READING TEXT ->
start

To the extent that the players agree to play a particular game in a particular setting, they are tacitly building toward certain themes.I guess I'm wondering what would happen if people focused on them from the start.
No, because that's not what I'm looking for from playing a roleplaying game. What I enjoy about roleplaying games is what makes them different from storytelling media like books or movies.Have you tried the other way?
Isn't that true with all aspects of the game though? As a DM I can set up an adventure, but ultimately it's up to the players if they want to partake.
I guess I' missing why if say the DM sets up the plot, Takhasis is trying to take over the world, and the players buy in with characters built around that adventure path, the DM can't also set up some themes that the players can also draw on?
Two things:
1) If the players decide to not go on a particular adventure, I have to improvise a single session's worth of material to cover the gap until I can find out where they really want to go, and prepare for that, specifically. If the players bomb out on an entire theme, that impacts all my future work.
Basically, for both the GM and the player, a campaign theme is a larger commitment than a single adventure.
When you are pitching a long-term plot, the themes are usually implied anyway, because long-term plot usually indicates genre, and genre typically implies themes.
Which, I think, just goes to suggest that if you want to run a particular theme, find a genre that does that theme well, and pitch that to the players. It would probably be more intuitive to most players, and avoid having to go into a discussion of what you mean by including "literary themes" in the game, and what that implies for play.
I've just found when GMs try to control things like the pacing, try to frame things like a story, my character tends to become less important. I feel like I am there as a prop in the GMs story. By all means borrow cool elements from stories. You can take tropes, flavor, etc without railroading. I would just prefer the story emerge naturally during play.
What are your thoughts overall on the idea of story in gaming?
My examples aren't necessarily any good. What I see is that as a GM, I might manipulate things so it makes more sense or keeps the fun up. And that's different than manipulating things to achieve some sort of narrative objective of the GM's.

end

GIVEN DATA ->
start

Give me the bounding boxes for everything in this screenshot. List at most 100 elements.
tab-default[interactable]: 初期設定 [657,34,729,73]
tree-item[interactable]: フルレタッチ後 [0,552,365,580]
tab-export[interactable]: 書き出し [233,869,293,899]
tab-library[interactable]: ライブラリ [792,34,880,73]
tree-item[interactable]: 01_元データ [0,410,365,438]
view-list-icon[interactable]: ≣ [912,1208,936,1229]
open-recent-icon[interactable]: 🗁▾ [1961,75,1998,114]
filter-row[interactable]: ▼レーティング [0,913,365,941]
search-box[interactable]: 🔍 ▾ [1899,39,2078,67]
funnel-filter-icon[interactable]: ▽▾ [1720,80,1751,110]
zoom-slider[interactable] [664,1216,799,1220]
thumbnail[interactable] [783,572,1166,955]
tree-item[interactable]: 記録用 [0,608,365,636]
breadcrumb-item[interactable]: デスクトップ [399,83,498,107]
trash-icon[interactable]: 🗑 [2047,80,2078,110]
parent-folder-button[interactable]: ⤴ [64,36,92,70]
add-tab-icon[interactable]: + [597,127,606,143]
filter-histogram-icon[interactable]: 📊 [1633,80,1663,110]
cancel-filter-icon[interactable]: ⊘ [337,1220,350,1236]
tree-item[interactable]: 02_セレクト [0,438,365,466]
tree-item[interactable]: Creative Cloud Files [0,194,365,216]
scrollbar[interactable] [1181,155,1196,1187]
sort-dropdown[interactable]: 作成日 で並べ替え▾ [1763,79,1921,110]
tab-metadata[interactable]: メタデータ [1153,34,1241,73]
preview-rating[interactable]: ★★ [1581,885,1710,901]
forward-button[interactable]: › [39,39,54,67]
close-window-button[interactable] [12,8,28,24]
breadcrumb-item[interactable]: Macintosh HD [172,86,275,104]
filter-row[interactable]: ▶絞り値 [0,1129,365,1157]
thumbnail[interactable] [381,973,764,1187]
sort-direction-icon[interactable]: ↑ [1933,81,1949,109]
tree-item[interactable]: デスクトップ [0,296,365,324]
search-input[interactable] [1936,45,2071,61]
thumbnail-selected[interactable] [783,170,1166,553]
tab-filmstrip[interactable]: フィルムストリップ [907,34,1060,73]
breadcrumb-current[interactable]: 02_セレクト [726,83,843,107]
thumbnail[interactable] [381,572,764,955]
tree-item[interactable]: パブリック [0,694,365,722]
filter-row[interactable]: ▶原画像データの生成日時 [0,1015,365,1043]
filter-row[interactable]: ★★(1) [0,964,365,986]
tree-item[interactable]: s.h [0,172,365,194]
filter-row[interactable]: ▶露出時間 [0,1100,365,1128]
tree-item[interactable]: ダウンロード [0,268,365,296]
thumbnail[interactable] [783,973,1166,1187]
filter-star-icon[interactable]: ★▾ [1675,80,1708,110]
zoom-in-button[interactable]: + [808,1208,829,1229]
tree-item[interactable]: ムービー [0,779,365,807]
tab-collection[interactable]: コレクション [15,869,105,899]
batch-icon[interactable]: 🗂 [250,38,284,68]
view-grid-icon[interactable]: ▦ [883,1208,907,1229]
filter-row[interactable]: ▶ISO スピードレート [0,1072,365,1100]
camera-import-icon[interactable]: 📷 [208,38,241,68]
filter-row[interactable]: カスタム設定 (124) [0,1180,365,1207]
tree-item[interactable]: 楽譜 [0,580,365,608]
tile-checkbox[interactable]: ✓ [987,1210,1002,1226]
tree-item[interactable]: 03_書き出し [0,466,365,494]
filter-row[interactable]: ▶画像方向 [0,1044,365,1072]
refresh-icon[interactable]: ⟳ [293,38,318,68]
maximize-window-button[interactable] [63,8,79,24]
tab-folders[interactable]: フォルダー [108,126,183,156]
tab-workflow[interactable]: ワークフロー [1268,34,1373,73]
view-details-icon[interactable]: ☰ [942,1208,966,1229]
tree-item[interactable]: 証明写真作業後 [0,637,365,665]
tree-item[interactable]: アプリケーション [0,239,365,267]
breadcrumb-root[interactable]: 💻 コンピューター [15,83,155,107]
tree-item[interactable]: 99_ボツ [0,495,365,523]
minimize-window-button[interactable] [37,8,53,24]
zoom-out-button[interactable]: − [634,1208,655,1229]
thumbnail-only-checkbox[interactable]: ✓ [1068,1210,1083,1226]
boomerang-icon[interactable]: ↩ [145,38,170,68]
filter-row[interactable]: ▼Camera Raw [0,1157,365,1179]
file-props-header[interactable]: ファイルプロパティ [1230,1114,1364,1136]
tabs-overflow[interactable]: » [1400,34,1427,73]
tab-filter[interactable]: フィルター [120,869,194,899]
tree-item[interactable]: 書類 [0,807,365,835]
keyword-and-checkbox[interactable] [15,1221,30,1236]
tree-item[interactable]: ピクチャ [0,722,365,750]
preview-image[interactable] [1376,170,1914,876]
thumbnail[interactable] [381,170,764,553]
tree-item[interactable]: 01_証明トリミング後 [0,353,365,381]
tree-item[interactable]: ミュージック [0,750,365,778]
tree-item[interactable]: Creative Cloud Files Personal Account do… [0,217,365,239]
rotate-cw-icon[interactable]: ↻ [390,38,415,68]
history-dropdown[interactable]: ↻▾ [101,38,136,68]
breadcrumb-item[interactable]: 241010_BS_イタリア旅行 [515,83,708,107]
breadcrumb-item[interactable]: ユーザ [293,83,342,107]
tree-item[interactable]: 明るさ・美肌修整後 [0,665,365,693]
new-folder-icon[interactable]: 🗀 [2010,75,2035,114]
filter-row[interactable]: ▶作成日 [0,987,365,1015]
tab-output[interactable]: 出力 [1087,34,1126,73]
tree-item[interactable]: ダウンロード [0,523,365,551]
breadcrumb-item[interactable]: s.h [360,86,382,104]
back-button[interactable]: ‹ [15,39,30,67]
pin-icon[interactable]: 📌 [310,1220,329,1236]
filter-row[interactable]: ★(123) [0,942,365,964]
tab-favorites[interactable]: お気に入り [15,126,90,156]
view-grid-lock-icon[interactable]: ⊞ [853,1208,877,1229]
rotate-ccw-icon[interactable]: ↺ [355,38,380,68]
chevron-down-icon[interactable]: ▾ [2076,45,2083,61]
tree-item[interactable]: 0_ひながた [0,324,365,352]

end

PARTS OF THE EXERCISE ->
[a] Answer these questions about the discussion on roleplaying themes, one line each:
(i) In the plot example, what is Takhasis trying to do?
(ii) What does long-term plot usually indicate?
(iii) What tends to happen to the writer's character when GMs try to control things like the pacing?
[b] Rewrite the rows from the first one through the line containing "sort-dropdown[interactable]: 作成日 で並べ替え▾", replacing "tree-item" with "folder-item" and changing nothing else.

TASK SOLUTIONS ->
[a]
(i) Take over the world.
(ii) Genre.
(iii) It tends to become less important.

[b]
Give me the bounding boxes for everything in this screenshot. List at most 100 elements.
tab-default[interactable]: 初期設定 [657,34,729,73]
folder-item[interactable]: フルレタッチ後 [0,552,365,580]
tab-export[interactable]: 書き出し [233,869,293,899]
tab-library[interactable]: ライブラリ [792,34,880,73]
folder-item[interactable]: 01_元データ [0,410,365,438]
view-list-icon[interactable]: ≣ [912,1208,936,1229]
open-recent-icon[interactable]: 🗁▾ [1961,75,1998,114]
filter-row[interactable]: ▼レーティング [0,913,365,941]
search-box[interactable]: 🔍 ▾ [1899,39,2078,67]
funnel-filter-icon[interactable]: ▽▾ [1720,80,1751,110]
zoom-slider[interactable] [664,1216,799,1220]
thumbnail[interactable] [783,572,1166,955]
folder-item[interactable]: 記録用 [0,608,365,636]
breadcrumb-item[interactable]: デスクトップ [399,83,498,107]
trash-icon[interactable]: 🗑 [2047,80,2078,110]
parent-folder-button[interactable]: ⤴ [64,36,92,70]
add-tab-icon[interactable]: + [597,127,606,143]
filter-histogram-icon[interactable]: 📊 [1633,80,1663,110]
cancel-filter-icon[interactable]: ⊘ [337,1220,350,1236]
folder-item[interactable]: 02_セレクト [0,438,365,466]
folder-item[interactable]: Creative Cloud Files [0,194,365,216]
scrollbar[interactable] [1181,155,1196,1187]
sort-dropdown[interactable]: 作成日 で並べ替え▾ [1763,79,1921,110]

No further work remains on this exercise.